(Recorded data)
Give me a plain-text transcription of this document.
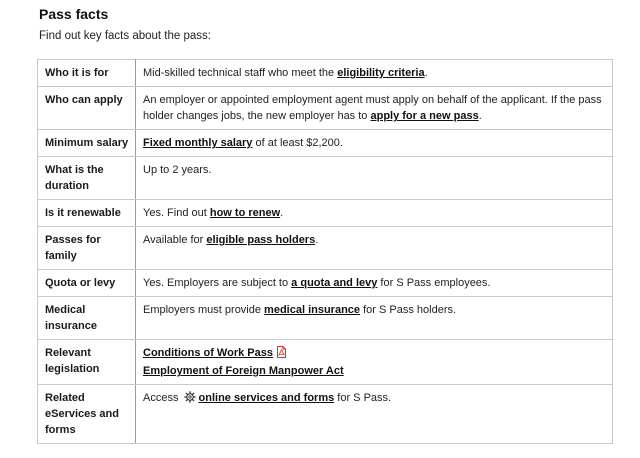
Pass facts

Find out key facts about the pass:

Who it is for	Mid-skilled technical staff who meet the eligibility criteria.
Who can apply	An employer or appointed employment agent must apply on behalf of the applicant. If the pass holder changes jobs, the new employer has to apply for a new pass.
Minimum salary	Fixed monthly salary of at least $2,200.
What is the duration	Up to 2 years.
Is it renewable	Yes. Find out how to renew.
Passes for family	Available for eligible pass holders.
Quota or levy	Yes. Employers are subject to a quota and levy for S Pass employees.
Medical insurance	Employers must provide medical insurance for S Pass holders.
Relevant legislation	Conditions of Work Pass
Employment of Foreign Manpower Act

Related eServices and forms	Access online services and forms for S Pass.
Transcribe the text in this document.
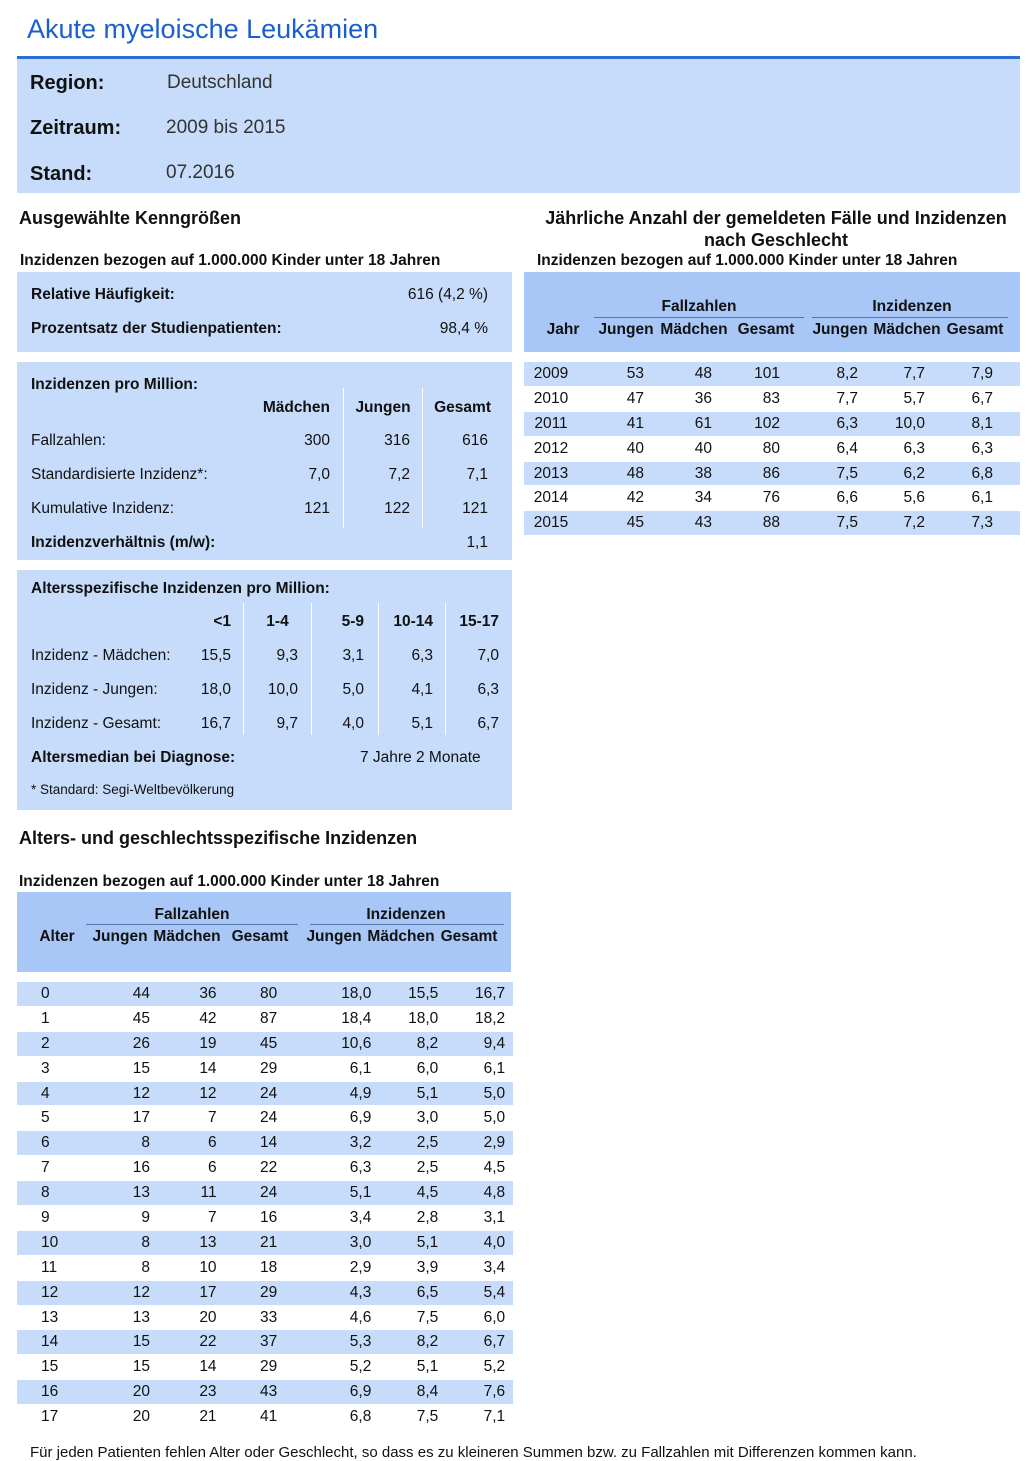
Akute myeloische Leukämien
Region:	Deutschland
Zeitraum: 2009 bis 2015
Stand:	07.2016
Ausgewählte Kenngrößen
Inzidenzen bezogen auf 1.000.000 Kinder unter 18 Jahren
Relative Häufigkeit:	616 (4,2 %)
Prozentsatz der Studienpatienten:	98,4 %
Inzidenzen pro Million:
Mädchen	Jungen	Gesamt
Fallzahlen:	300	316	616
Standardisierte Inzidenz*:	7,0	7,2	7,1
Kumulative Inzidenz:	121	122	121
Inzidenzverhältnis (m/w):	1,1
Altersspezifische Inzidenzen pro Million:
<1	1-4	5-9	10-14	15-17
Inzidenz - Mädchen:	15,5	9,3	3,1	6,3	7,0
Inzidenz - Jungen:	18,0	10,0	5,0	4,1	6,3
Inzidenz - Gesamt:	16,7	9,7	4,0	5,1	6,7
Altersmedian bei Diagnose:	7 Jahre 2 Monate
* Standard: Segi-Weltbevölkerung
Jährliche Anzahl der gemeldeten Fälle und Inzidenzen
nach Geschlecht
Inzidenzen bezogen auf 1.000.000 Kinder unter 18 Jahren
Fallzahlen	Inzidenzen
Jahr	Jungen Mädchen Gesamt	Jungen Mädchen Gesamt
2009	53	48	101	8,2	7,7	7,9	
2010	47	36	83	7,7	5,7	6,7	
2011	41	61	102	6,3	10,0	8,1	
2012	40	40	80	6,4	6,3	6,3	
2013	48	38	86	7,5	6,2	6,8	
2014	42	34	76	6,6	5,6	6,1	
2015	45	43	88	7,5	7,2	7,3	
Alters- und geschlechtsspezifische Inzidenzen
Inzidenzen bezogen auf 1.000.000 Kinder unter 18 Jahren
Fallzahlen	Inzidenzen
Alter	Jungen Mädchen Gesamt	Jungen Mädchen Gesamt
0	44	36	80	18,0	15,5	16,7	
1	45	42	87	18,4	18,0	18,2	
2	26	19	45	10,6	8,2	9,4	
3	15	14	29	6,1	6,0	6,1	
4	12	12	24	4,9	5,1	5,0	
5	17	7	24	6,9	3,0	5,0	
6	8	6	14	3,2	2,5	2,9	
7	16	6	22	6,3	2,5	4,5	
8	13	11	24	5,1	4,5	4,8	
9	9	7	16	3,4	2,8	3,1	
10	8	13	21	3,0	5,1	4,0	
11	8	10	18	2,9	3,9	3,4	
12	12	17	29	4,3	6,5	5,4	
13	13	20	33	4,6	7,5	6,0	
14	15	22	37	5,3	8,2	6,7	
15	15	14	29	5,2	5,1	5,2	
16	20	23	43	6,9	8,4	7,6	
17	20	21	41	6,8	7,5	7,1	
Für jeden Patienten fehlen Alter oder Geschlecht, so dass es zu kleineren Summen bzw. zu Fallzahlen mit Differenzen kommen kann.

AIM OF THE TASK: The pictures should not be reproduced; quote all of the other material exactly.

TASK SOLUTION:
Give me a plain-text transcription of this document.
Pass facts

Find out key facts about the pass:

Who it is for	Mid-skilled technical staff who meet the eligibility criteria.
Who can apply	An employer or appointed employment agent must apply on behalf of the applicant. If the pass holder changes jobs, the new employer has to apply for a new pass.
Minimum salary	Fixed monthly salary of at least $2,200.
What is the duration	Up to 2 years.
Is it renewable	Yes. Find out how to renew.
Passes for family	Available for eligible pass holders.
Quota or levy	Yes. Employers are subject to a quota and levy for S Pass employees.
Medical insurance	Employers must provide medical insurance for S Pass holders.
Relevant legislation	Conditions of Work Pass
Employment of Foreign Manpower Act

Related eServices and forms	Access online services and forms for S Pass.
Transcribe the text in this document.
Akute myeloische Leukämien
Region:	Deutschland
Zeitraum: 2009 bis 2015
Stand:	07.2016
Ausgewählte Kenngrößen
Inzidenzen bezogen auf 1.000.000 Kinder unter 18 Jahren
Relative Häufigkeit:	616 (4,2 %)
Prozentsatz der Studienpatienten:	98,4 %
Inzidenzen pro Million:
Mädchen	Jungen	Gesamt
Fallzahlen:	300	316	616
Standardisierte Inzidenz*:	7,0	7,2	7,1
Kumulative Inzidenz:	121	122	121
Inzidenzverhältnis (m/w):	1,1
Altersspezifische Inzidenzen pro Million:
<1	1-4	5-9	10-14	15-17
Inzidenz - Mädchen:	15,5	9,3	3,1	6,3	7,0
Inzidenz - Jungen:	18,0	10,0	5,0	4,1	6,3
Inzidenz - Gesamt:	16,7	9,7	4,0	5,1	6,7
Altersmedian bei Diagnose:	7 Jahre 2 Monate
* Standard: Segi-Weltbevölkerung
Jährliche Anzahl der gemeldeten Fälle und Inzidenzen
nach Geschlecht
Inzidenzen bezogen auf 1.000.000 Kinder unter 18 Jahren
Fallzahlen	Inzidenzen
Jahr	Jungen Mädchen Gesamt	Jungen Mädchen Gesamt
2009	53	48	101	8,2	7,7	7,9	
2010	47	36	83	7,7	5,7	6,7	
2011	41	61	102	6,3	10,0	8,1	
2012	40	40	80	6,4	6,3	6,3	
2013	48	38	86	7,5	6,2	6,8	
2014	42	34	76	6,6	5,6	6,1	
2015	45	43	88	7,5	7,2	7,3	
Alters- und geschlechtsspezifische Inzidenzen
Inzidenzen bezogen auf 1.000.000 Kinder unter 18 Jahren
Fallzahlen	Inzidenzen
Alter	Jungen Mädchen Gesamt	Jungen Mädchen Gesamt
0	44	36	80	18,0	15,5	16,7	
1	45	42	87	18,4	18,0	18,2	
2	26	19	45	10,6	8,2	9,4	
3	15	14	29	6,1	6,0	6,1	
4	12	12	24	4,9	5,1	5,0	
5	17	7	24	6,9	3,0	5,0	
6	8	6	14	3,2	2,5	2,9	
7	16	6	22	6,3	2,5	4,5	
8	13	11	24	5,1	4,5	4,8	
9	9	7	16	3,4	2,8	3,1	
10	8	13	21	3,0	5,1	4,0	
11	8	10	18	2,9	3,9	3,4	
12	12	17	29	4,3	6,5	5,4	
13	13	20	33	4,6	7,5	6,0	
14	15	22	37	5,3	8,2	6,7	
15	15	14	29	5,2	5,1	5,2	
16	20	23	43	6,9	8,4	7,6	
17	20	21	41	6,8	7,5	7,1	
Für jeden Patienten fehlen Alter oder Geschlecht, so dass es zu kleineren Summen bzw. zu Fallzahlen mit Differenzen kommen kann.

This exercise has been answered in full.